(Instruction):
List each line in which the string "text" appears.

(Data):
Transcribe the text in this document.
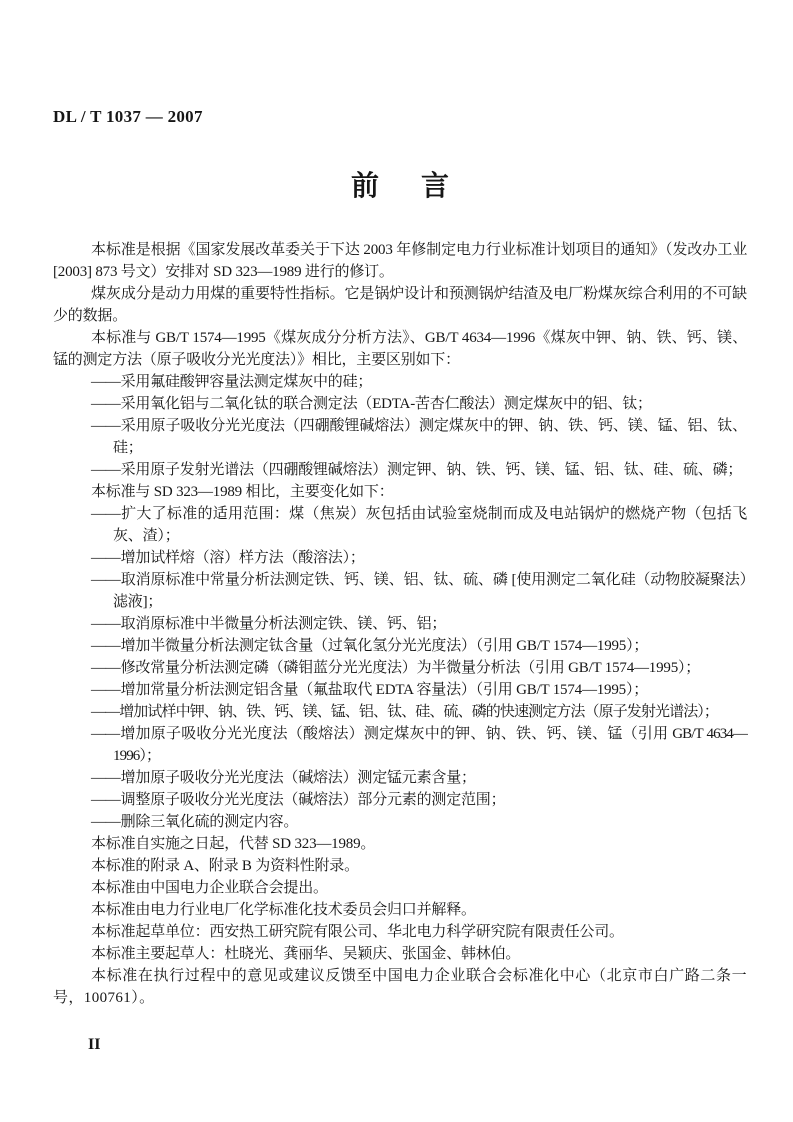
DL / T 1037 — 2007
前 言

本标准是根据《国家发展改革委关于下达 2003 年修制定电力行业标准计划项目的通知》（发改办工业 [2003] 873 号文）安排对 SD 323—1989 进行的修订。

煤灰成分是动力用煤的重要特性指标。它是锅炉设计和预测锅炉结渣及电厂粉煤灰综合利用的不可缺少的数据。

本标准与 GB/T 1574—1995《煤灰成分分析方法》、GB/T 4634—1996《煤灰中钾、钠、铁、钙、镁、锰的测定方法（原子吸收分光光度法）》相比，主要区别如下：

——采用氟硅酸钾容量法测定煤灰中的硅；

——采用氧化铝与二氧化钛的联合测定法（EDTA-苦杏仁酸法）测定煤灰中的铝、钛；

——采用原子吸收分光光度法（四硼酸锂碱熔法）测定煤灰中的钾、钠、铁、钙、镁、锰、铝、钛、硅；

——采用原子发射光谱法（四硼酸锂碱熔法）测定钾、钠、铁、钙、镁、锰、铝、钛、硅、硫、磷；

本标准与 SD 323—1989 相比，主要变化如下：

——扩大了标准的适用范围：煤（焦炭）灰包括由试验室烧制而成及电站锅炉的燃烧产物（包括飞灰、渣）；

——增加试样熔（溶）样方法（酸溶法）；

——取消原标准中常量分析法测定铁、钙、镁、铝、钛、硫、磷 [使用测定二氧化硅（动物胶凝聚法）滤液]；

——取消原标准中半微量分析法测定铁、镁、钙、铝；

——增加半微量分析法测定钛含量（过氧化氢分光光度法）（引用 GB/T 1574—1995）；

——修改常量分析法测定磷（磷钼蓝分光光度法）为半微量分析法（引用 GB/T 1574—1995）；

——增加常量分析法测定铝含量（氟盐取代 EDTA 容量法）（引用 GB/T 1574—1995）；

——增加试样中钾、钠、铁、钙、镁、锰、铝、钛、硅、硫、磷的快速测定方法（原子发射光谱法）；

——增加原子吸收分光光度法（酸熔法）测定煤灰中的钾、钠、铁、钙、镁、锰（引用 GB/T 4634—1996）；

——增加原子吸收分光光度法（碱熔法）测定锰元素含量；

——调整原子吸收分光光度法（碱熔法）部分元素的测定范围；

——删除三氧化硫的测定内容。

本标准自实施之日起，代替 SD 323—1989。

本标准的附录 A、附录 B 为资料性附录。

本标准由中国电力企业联合会提出。

本标准由电力行业电厂化学标准化技术委员会归口并解释。

本标准起草单位：西安热工研究院有限公司、华北电力科学研究院有限责任公司。

本标准主要起草人：杜晓光、龚丽华、吴颖庆、张国金、韩林伯。

本标准在执行过程中的意见或建议反馈至中国电力企业联合会标准化中心（北京市白广路二条一号，100761）。

II
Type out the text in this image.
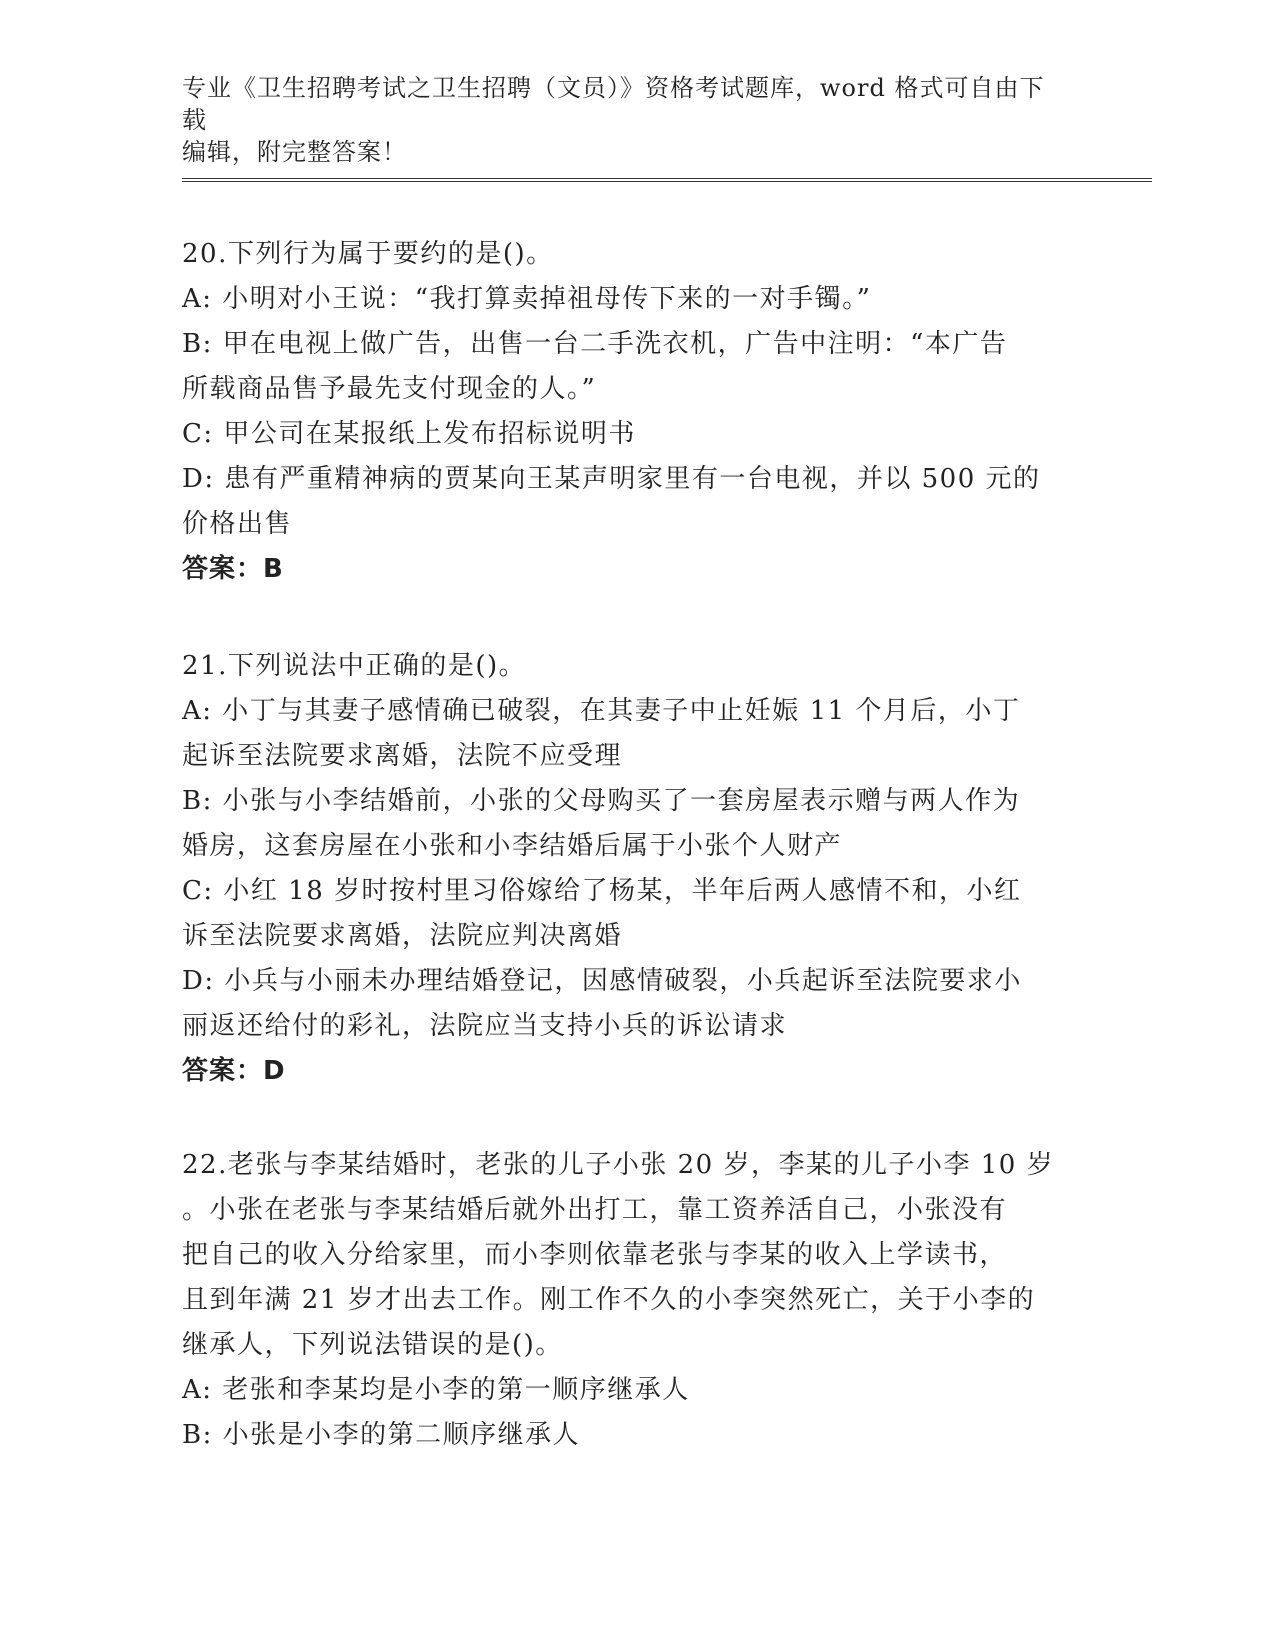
专业《卫生招聘考试之卫生招聘（文员）》资格考试题库，word 格式可自由下载

编辑，附完整答案！

20.下列行为属于要约的是()。

A: 小明对小王说：“我打算卖掉祖母传下来的一对手镯。”

B: 甲在电视上做广告，出售一台二手洗衣机，广告中注明：“本广告

所载商品售予最先支付现金的人。”

C: 甲公司在某报纸上发布招标说明书

D: 患有严重精神病的贾某向王某声明家里有一台电视，并以 500 元的

价格出售

答案：B

21.下列说法中正确的是()。

A: 小丁与其妻子感情确已破裂，在其妻子中止妊娠 11 个月后，小丁

起诉至法院要求离婚，法院不应受理

B: 小张与小李结婚前，小张的父母购买了一套房屋表示赠与两人作为

婚房，这套房屋在小张和小李结婚后属于小张个人财产

C: 小红 18 岁时按村里习俗嫁给了杨某，半年后两人感情不和，小红

诉至法院要求离婚，法院应判决离婚

D: 小兵与小丽未办理结婚登记，因感情破裂，小兵起诉至法院要求小

丽返还给付的彩礼，法院应当支持小兵的诉讼请求

答案：D

22.老张与李某结婚时，老张的儿子小张 20 岁，李某的儿子小李 10 岁

。小张在老张与李某结婚后就外出打工，靠工资养活自己，小张没有

把自己的收入分给家里，而小李则依靠老张与李某的收入上学读书，

且到年满 21 岁才出去工作。刚工作不久的小李突然死亡，关于小李的

继承人，下列说法错误的是()。

A: 老张和李某均是小李的第一顺序继承人

B: 小张是小李的第二顺序继承人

(Full response):
Transcribe the text in this document.
Type out the text in this image.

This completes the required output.